[Data items]

-- Begin --

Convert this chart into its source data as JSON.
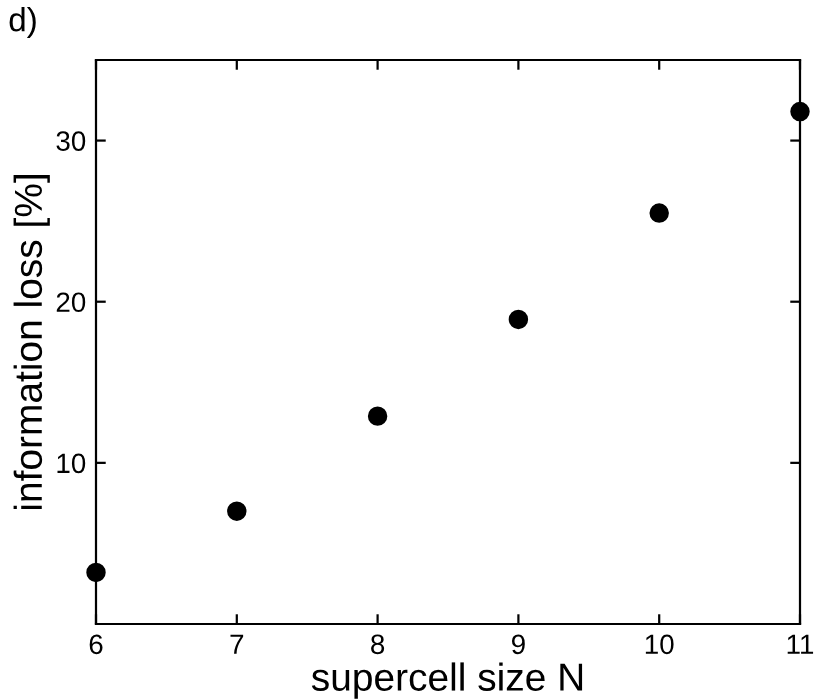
{
  "chart_data": {
    "type": "scatter",
    "title": "d)",
    "xlabel": "supercell size N",
    "ylabel": "information loss [%]",
    "x": [
      6,
      7,
      8,
      9,
      10,
      11
    ],
    "series": [
      {
        "color": "#000000",
        "values": [
          3.2,
          7.0,
          12.9,
          18.9,
          25.5,
          31.8
        ]
      }
    ],
    "xlim": [
      6,
      11
    ],
    "xticks": [
      6,
      7,
      8,
      9,
      10,
      11
    ],
    "ylim": [
      0,
      35
    ],
    "yticks": [
      10,
      20,
      30
    ],
    "marker": "circle",
    "grid": false,
    "legend": false
  }
}
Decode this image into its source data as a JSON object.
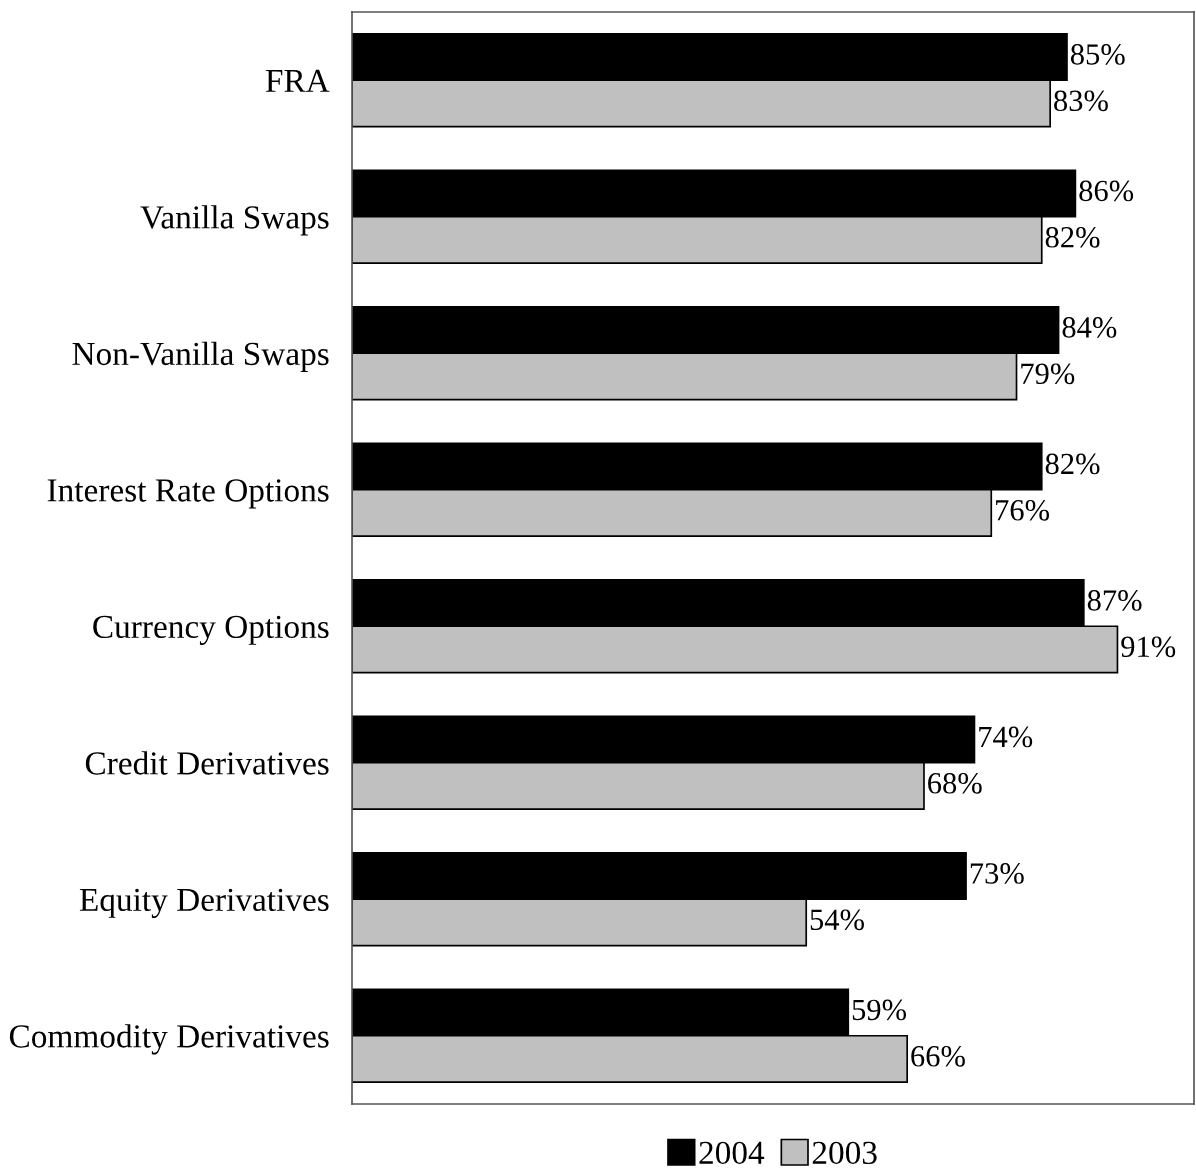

-- End --

» What you are asked to do
Skipping the pictures, transcribe each line above exactly as it appears.

» Right answer
Convert this chart into its source data as JSON.
{
  "chart_data": {
    "type": "scatter",
    "title": "d)",
    "xlabel": "supercell size N",
    "ylabel": "information loss [%]",
    "x": [
      6,
      7,
      8,
      9,
      10,
      11
    ],
    "series": [
      {
        "color": "#000000",
        "values": [
          3.2,
          7.0,
          12.9,
          18.9,
          25.5,
          31.8
        ]
      }
    ],
    "xlim": [
      6,
      11
    ],
    "xticks": [
      6,
      7,
      8,
      9,
      10,
      11
    ],
    "ylim": [
      0,
      35
    ],
    "yticks": [
      10,
      20,
      30
    ],
    "marker": "circle",
    "grid": false,
    "legend": false
  }
}
Decode this image into its source data as a JSON object.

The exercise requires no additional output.